(Entries from a visual dataset)
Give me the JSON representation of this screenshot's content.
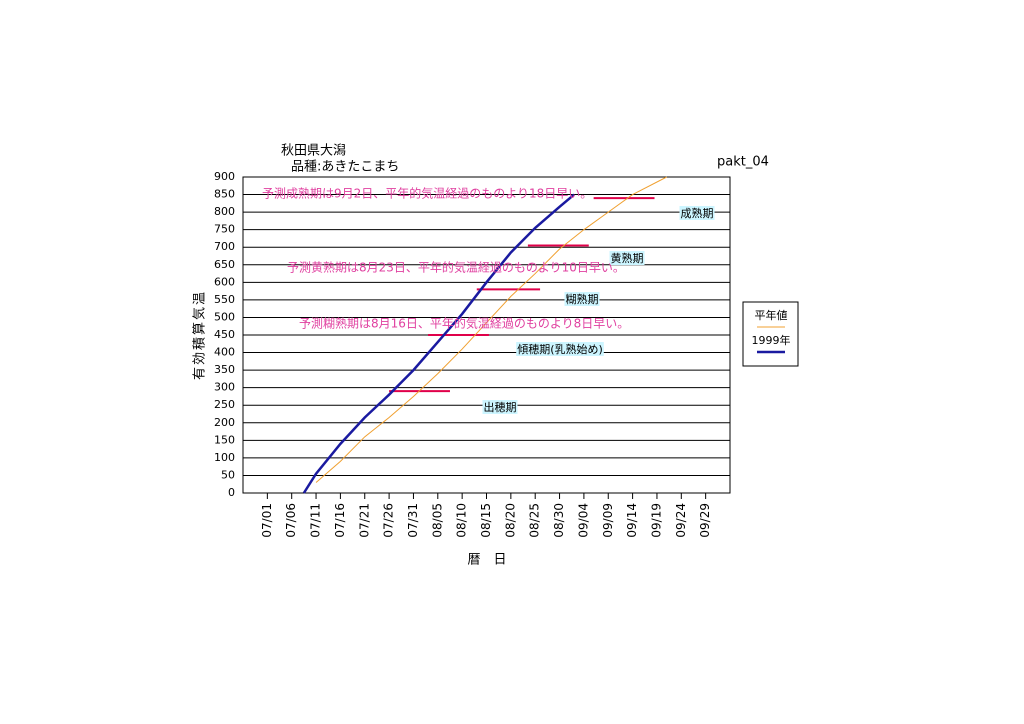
{
  "chart_data": {
    "type": "line",
    "title": "秋田県大潟",
    "subtitle": "品種:あきたこまち",
    "code": "pakt_04",
    "x_label": "暦　日",
    "y_label": "有効積算気温",
    "xlim": [
      -5,
      95
    ],
    "ylim": [
      0,
      900
    ],
    "xticks": [
      {
        "value": 0,
        "label": "07/01"
      },
      {
        "value": 5,
        "label": "07/06"
      },
      {
        "value": 10,
        "label": "07/11"
      },
      {
        "value": 15,
        "label": "07/16"
      },
      {
        "value": 20,
        "label": "07/21"
      },
      {
        "value": 25,
        "label": "07/26"
      },
      {
        "value": 30,
        "label": "07/31"
      },
      {
        "value": 35,
        "label": "08/05"
      },
      {
        "value": 40,
        "label": "08/10"
      },
      {
        "value": 45,
        "label": "08/15"
      },
      {
        "value": 50,
        "label": "08/20"
      },
      {
        "value": 55,
        "label": "08/25"
      },
      {
        "value": 60,
        "label": "08/30"
      },
      {
        "value": 65,
        "label": "09/04"
      },
      {
        "value": 70,
        "label": "09/09"
      },
      {
        "value": 75,
        "label": "09/14"
      },
      {
        "value": 80,
        "label": "09/19"
      },
      {
        "value": 85,
        "label": "09/24"
      },
      {
        "value": 90,
        "label": "09/29"
      }
    ],
    "yticks": [
      0,
      50,
      100,
      150,
      200,
      250,
      300,
      350,
      400,
      450,
      500,
      550,
      600,
      650,
      700,
      750,
      800,
      850,
      900
    ],
    "grid": true,
    "series": [
      {
        "name": "平年値",
        "color": "#f0a030",
        "width": 1,
        "x": [
          10,
          15,
          20,
          25,
          30,
          35,
          40,
          45,
          50,
          55,
          60,
          65,
          70,
          75,
          82
        ],
        "values": [
          30,
          90,
          160,
          215,
          275,
          340,
          410,
          485,
          560,
          625,
          695,
          750,
          800,
          850,
          900
        ]
      },
      {
        "name": "1999年",
        "color": "#1a1aa0",
        "width": 2.5,
        "x": [
          7.5,
          10,
          15,
          20,
          25,
          30,
          35,
          40,
          45,
          50,
          55,
          60,
          63
        ],
        "values": [
          0,
          55,
          140,
          215,
          280,
          350,
          430,
          510,
          600,
          685,
          755,
          815,
          850
        ]
      }
    ],
    "stages": [
      {
        "label": "出穂期",
        "value": 290,
        "x": [
          25,
          37.5
        ]
      },
      {
        "label": "傾穂期(乳熟始め)",
        "value": 450,
        "x": [
          33,
          45.5
        ]
      },
      {
        "label": "糊熟期",
        "value": 580,
        "x": [
          43,
          56
        ]
      },
      {
        "label": "黄熟期",
        "value": 705,
        "x": [
          53.5,
          66
        ]
      },
      {
        "label": "成熟期",
        "value": 840,
        "x": [
          67,
          79.5
        ]
      }
    ],
    "stage_color": "#e0004a",
    "annotations": [
      "予測成熟期は9月2日、平年的気温経過のものより18日早い。",
      "予測黄熟期は8月23日、平年的気温経過のものより10日早い。",
      "予測糊熟期は8月16日、平年的気温経過のものより8日早い。"
    ]
  }
}
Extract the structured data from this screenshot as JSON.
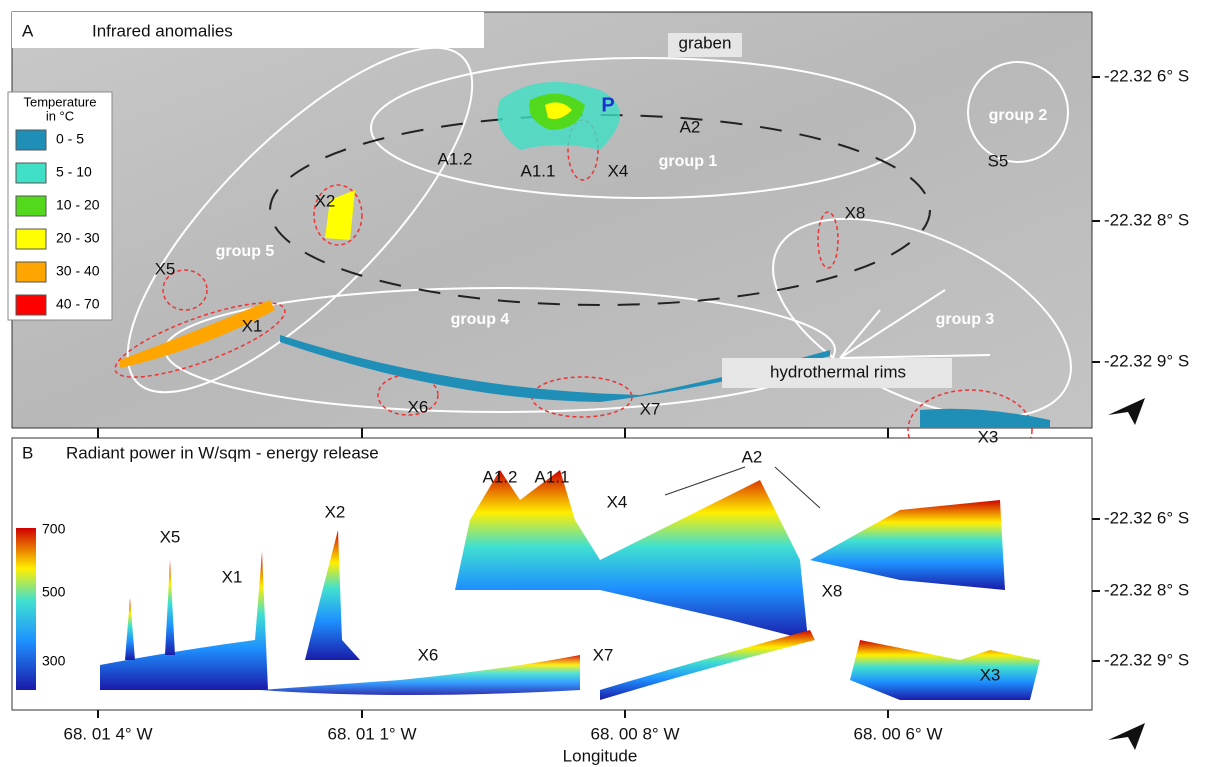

== WHAT IS BEING ASKED ==
Reply with the number of lines in the data that include the string "JSON" and nothing else.

== EXERCISE RESULT ==
2